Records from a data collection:
* START *

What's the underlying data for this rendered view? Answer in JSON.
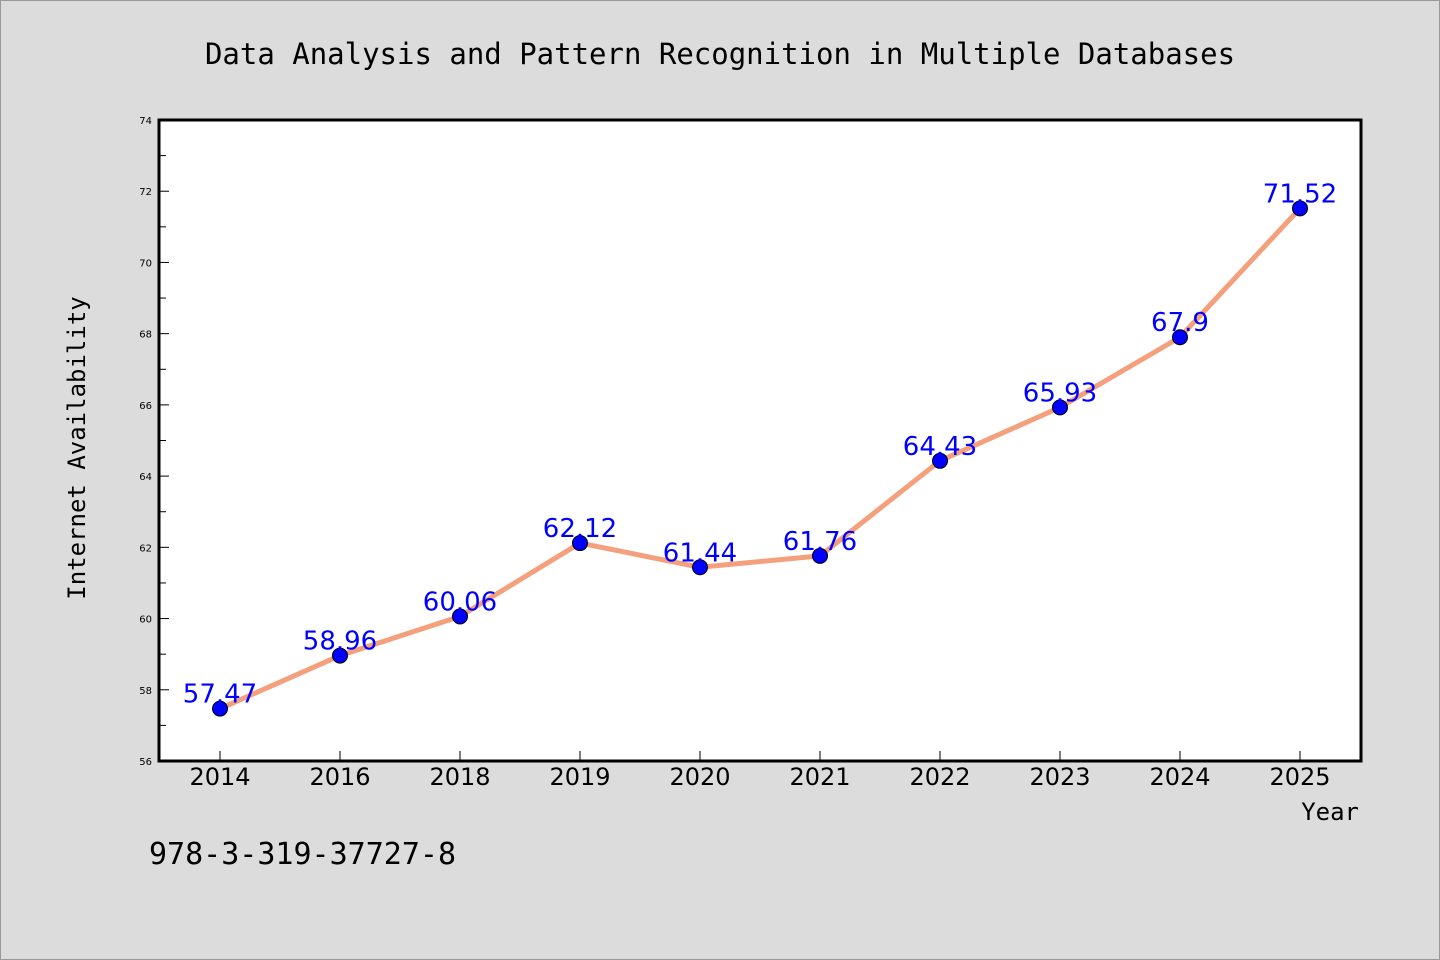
{
  "colors": {
    "background": "#dcdcdc",
    "plot_area": "#ffffff",
    "line": "#f4a07c",
    "marker": "#0000ff",
    "data_label": "#0000ff"
  },
  "annotation": "978-3-319-37727-8",
  "chart_data": {
    "type": "line",
    "title": "Data Analysis and Pattern Recognition in Multiple Databases",
    "xlabel": "Year",
    "ylabel": "Internet Availability",
    "categories": [
      "2014",
      "2016",
      "2018",
      "2019",
      "2020",
      "2021",
      "2022",
      "2023",
      "2024",
      "2025"
    ],
    "series": [
      {
        "values": [
          57.47,
          58.96,
          60.06,
          62.12,
          61.44,
          61.76,
          64.43,
          65.93,
          67.9,
          71.52
        ]
      }
    ],
    "data_labels": [
      "57.47",
      "58.96",
      "60.06",
      "62.12",
      "61.44",
      "61.76",
      "64.43",
      "65.93",
      "67.9",
      "71.52"
    ],
    "ylim": [
      56,
      74
    ],
    "yticks": [
      56,
      58,
      60,
      62,
      64,
      66,
      68,
      70,
      72,
      74
    ],
    "grid": false,
    "legend": "none"
  }
}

* END *

_TASK GOAL:_
None of the pictures should appear; repeat the records exactly otherwise.

_SOLUTION TO THIS TASK:_
What's the underlying data for this rendered view? Answer in JSON.
{
  "colors": {
    "background": "#dcdcdc",
    "plot_area": "#ffffff",
    "line": "#f4a07c",
    "marker": "#0000ff",
    "data_label": "#0000ff"
  },
  "annotation": "978-3-319-37727-8",
  "chart_data": {
    "type": "line",
    "title": "Data Analysis and Pattern Recognition in Multiple Databases",
    "xlabel": "Year",
    "ylabel": "Internet Availability",
    "categories": [
      "2014",
      "2016",
      "2018",
      "2019",
      "2020",
      "2021",
      "2022",
      "2023",
      "2024",
      "2025"
    ],
    "series": [
      {
        "values": [
          57.47,
          58.96,
          60.06,
          62.12,
          61.44,
          61.76,
          64.43,
          65.93,
          67.9,
          71.52
        ]
      }
    ],
    "data_labels": [
      "57.47",
      "58.96",
      "60.06",
      "62.12",
      "61.44",
      "61.76",
      "64.43",
      "65.93",
      "67.9",
      "71.52"
    ],
    "ylim": [
      56,
      74
    ],
    "yticks": [
      56,
      58,
      60,
      62,
      64,
      66,
      68,
      70,
      72,
      74
    ],
    "grid": false,
    "legend": "none"
  }
}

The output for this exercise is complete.